Problem description ▸
Pick out every line in the data below that contains the string "tick", and copy each of those lines in full.

Records for this exercise ▸
::::

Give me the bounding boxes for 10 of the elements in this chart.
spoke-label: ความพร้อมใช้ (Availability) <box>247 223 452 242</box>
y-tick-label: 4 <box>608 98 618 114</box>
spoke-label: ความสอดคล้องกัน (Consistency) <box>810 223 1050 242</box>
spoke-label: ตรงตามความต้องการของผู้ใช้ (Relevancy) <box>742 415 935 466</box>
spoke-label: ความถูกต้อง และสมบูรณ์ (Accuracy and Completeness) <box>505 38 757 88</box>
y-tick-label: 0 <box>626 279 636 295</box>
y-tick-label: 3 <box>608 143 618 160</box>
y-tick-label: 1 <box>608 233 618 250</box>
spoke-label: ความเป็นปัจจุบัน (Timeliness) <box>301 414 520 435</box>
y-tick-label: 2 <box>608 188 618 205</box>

::::

Exercise output ▸
y-tick-label: 4 <box>608 98 618 114</box>
y-tick-label: 0 <box>626 279 636 295</box>
y-tick-label: 3 <box>608 143 618 160</box>
y-tick-label: 1 <box>608 233 618 250</box>
y-tick-label: 2 <box>608 188 618 205</box>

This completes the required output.